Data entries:
#####
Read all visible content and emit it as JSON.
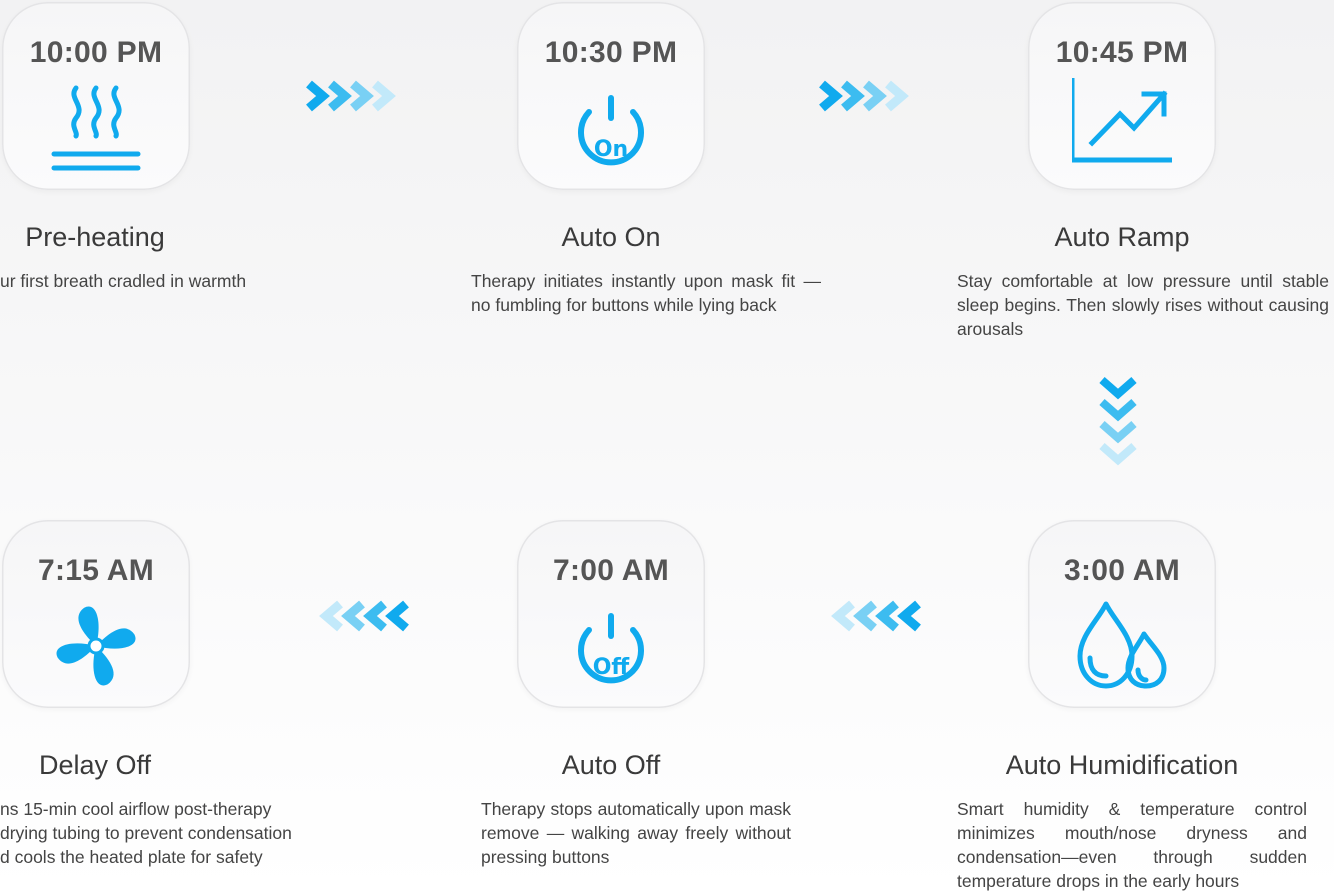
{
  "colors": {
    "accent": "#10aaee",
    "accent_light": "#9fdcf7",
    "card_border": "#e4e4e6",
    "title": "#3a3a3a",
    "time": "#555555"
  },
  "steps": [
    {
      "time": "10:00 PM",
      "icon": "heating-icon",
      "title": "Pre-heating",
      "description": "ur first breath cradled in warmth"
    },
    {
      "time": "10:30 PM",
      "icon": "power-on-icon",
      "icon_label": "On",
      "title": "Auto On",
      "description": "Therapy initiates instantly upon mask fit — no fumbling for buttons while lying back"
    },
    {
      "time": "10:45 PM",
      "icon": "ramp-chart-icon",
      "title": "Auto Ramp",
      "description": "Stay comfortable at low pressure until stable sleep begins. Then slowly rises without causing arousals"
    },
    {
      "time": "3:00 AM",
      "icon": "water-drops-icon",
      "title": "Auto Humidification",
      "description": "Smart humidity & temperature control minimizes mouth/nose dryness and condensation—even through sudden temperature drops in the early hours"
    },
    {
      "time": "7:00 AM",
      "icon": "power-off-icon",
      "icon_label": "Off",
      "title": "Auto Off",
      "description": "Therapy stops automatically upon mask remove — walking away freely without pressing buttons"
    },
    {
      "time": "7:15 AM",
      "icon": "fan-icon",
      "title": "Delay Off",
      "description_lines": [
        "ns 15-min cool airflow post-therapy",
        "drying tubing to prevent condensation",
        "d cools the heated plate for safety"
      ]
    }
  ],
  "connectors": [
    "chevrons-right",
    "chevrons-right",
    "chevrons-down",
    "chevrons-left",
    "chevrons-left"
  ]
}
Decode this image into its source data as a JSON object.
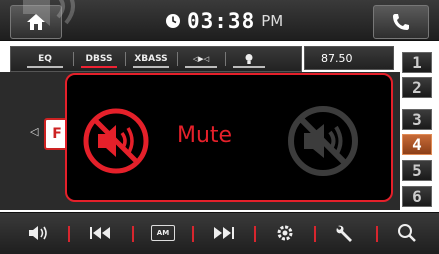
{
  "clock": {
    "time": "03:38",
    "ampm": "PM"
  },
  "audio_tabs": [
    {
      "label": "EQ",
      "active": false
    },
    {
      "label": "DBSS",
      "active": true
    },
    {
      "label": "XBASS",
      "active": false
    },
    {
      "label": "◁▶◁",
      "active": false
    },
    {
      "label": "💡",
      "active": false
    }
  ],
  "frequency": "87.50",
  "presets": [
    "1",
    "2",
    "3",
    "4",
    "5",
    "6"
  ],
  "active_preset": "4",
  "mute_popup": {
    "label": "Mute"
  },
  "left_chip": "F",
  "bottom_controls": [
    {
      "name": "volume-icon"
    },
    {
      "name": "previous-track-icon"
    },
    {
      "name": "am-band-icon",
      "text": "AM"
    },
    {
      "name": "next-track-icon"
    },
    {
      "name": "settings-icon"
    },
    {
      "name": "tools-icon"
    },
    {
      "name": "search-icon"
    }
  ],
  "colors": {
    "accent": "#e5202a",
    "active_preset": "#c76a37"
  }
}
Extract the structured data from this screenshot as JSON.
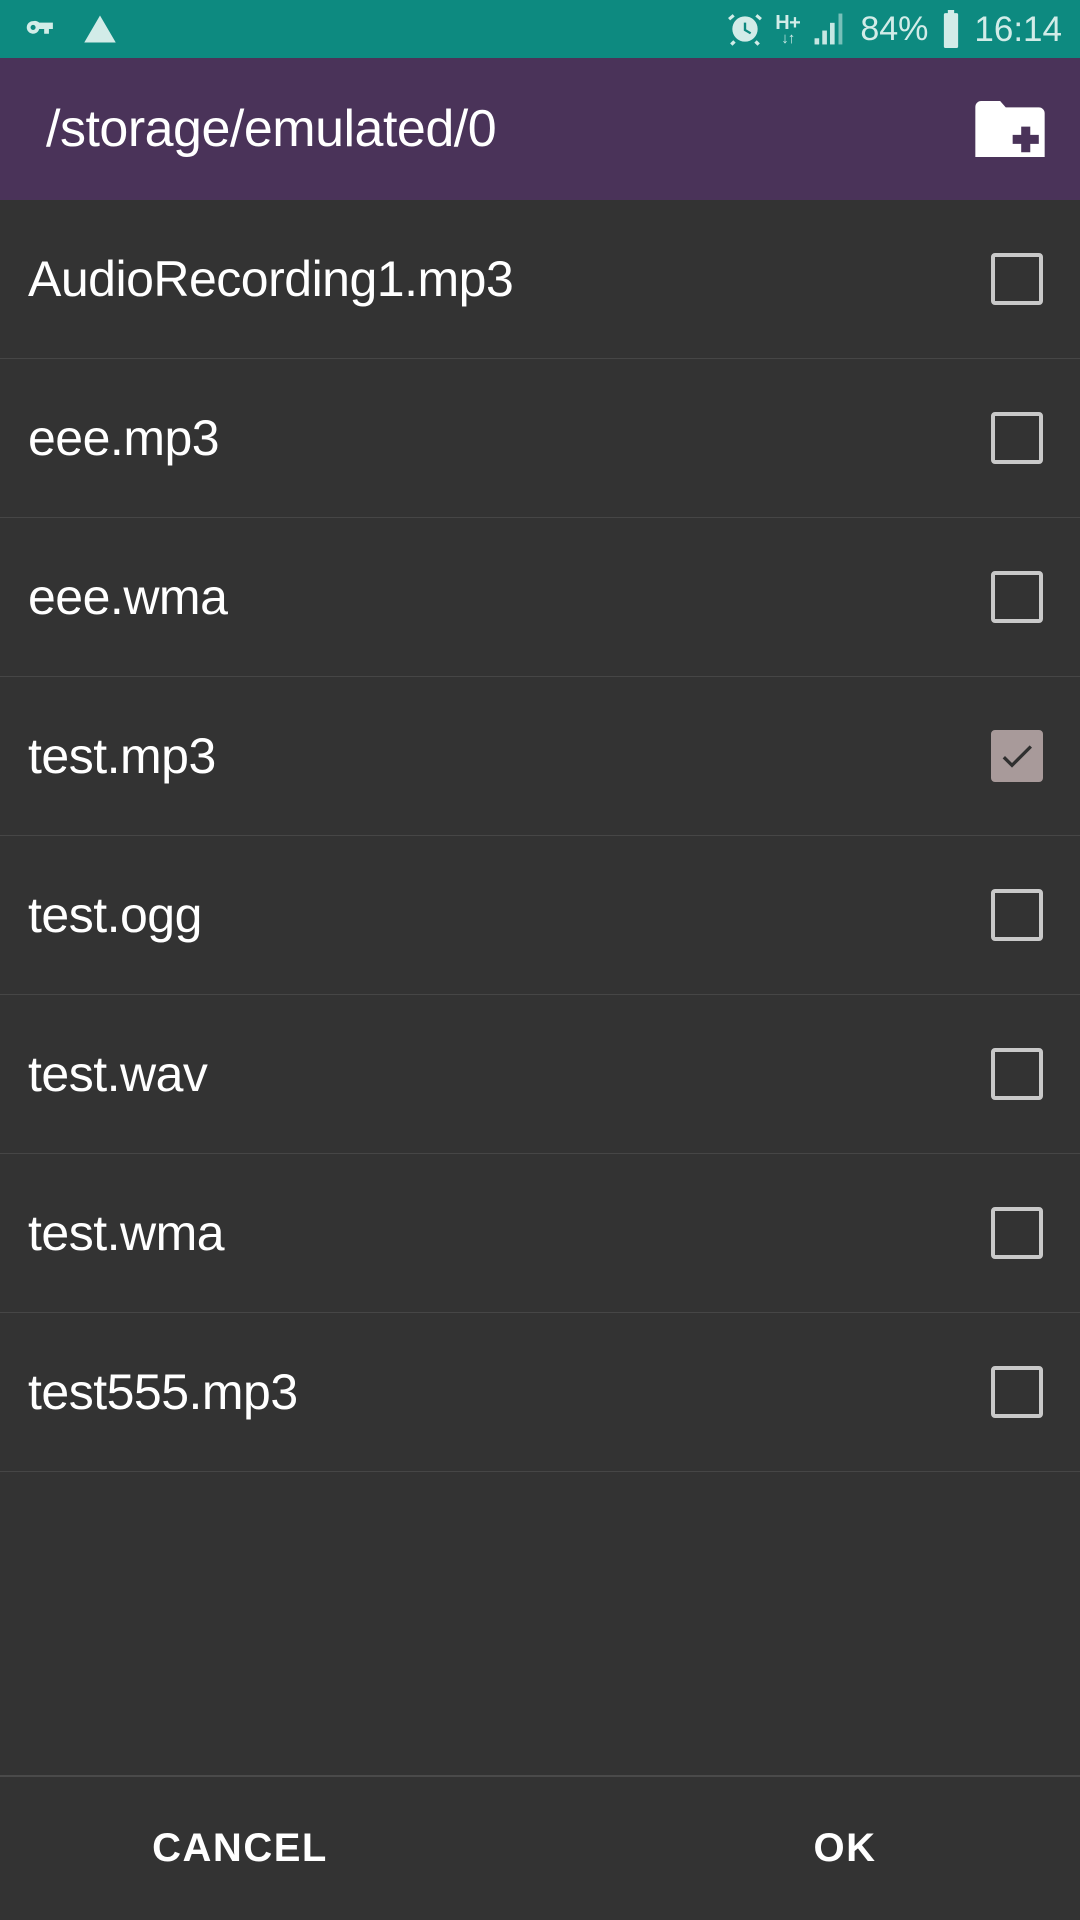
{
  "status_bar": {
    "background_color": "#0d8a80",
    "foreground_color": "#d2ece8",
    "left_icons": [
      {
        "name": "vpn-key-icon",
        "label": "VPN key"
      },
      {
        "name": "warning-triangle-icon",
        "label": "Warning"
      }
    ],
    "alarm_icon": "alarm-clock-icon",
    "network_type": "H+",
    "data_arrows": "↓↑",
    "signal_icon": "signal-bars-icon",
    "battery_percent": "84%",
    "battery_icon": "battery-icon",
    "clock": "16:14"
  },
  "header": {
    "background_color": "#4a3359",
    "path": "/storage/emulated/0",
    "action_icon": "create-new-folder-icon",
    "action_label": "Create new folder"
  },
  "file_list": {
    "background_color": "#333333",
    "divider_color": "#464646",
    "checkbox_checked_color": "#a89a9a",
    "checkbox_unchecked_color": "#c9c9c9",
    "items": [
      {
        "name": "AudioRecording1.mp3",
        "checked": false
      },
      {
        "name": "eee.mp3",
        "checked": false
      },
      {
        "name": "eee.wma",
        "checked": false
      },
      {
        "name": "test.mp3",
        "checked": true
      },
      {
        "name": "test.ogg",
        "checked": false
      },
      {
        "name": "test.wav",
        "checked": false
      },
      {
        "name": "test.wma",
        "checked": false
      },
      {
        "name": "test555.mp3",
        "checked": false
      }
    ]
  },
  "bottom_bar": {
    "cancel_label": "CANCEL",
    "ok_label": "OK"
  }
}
#####
Scan the listing above for the word "upon" and copy every line that holds it.

      "description": "Therapy initiates instantly upon mask fit — no fumbling for buttons while lying back"
      "description": "Therapy stops automatically upon mask remove — walking away freely without pressing buttons"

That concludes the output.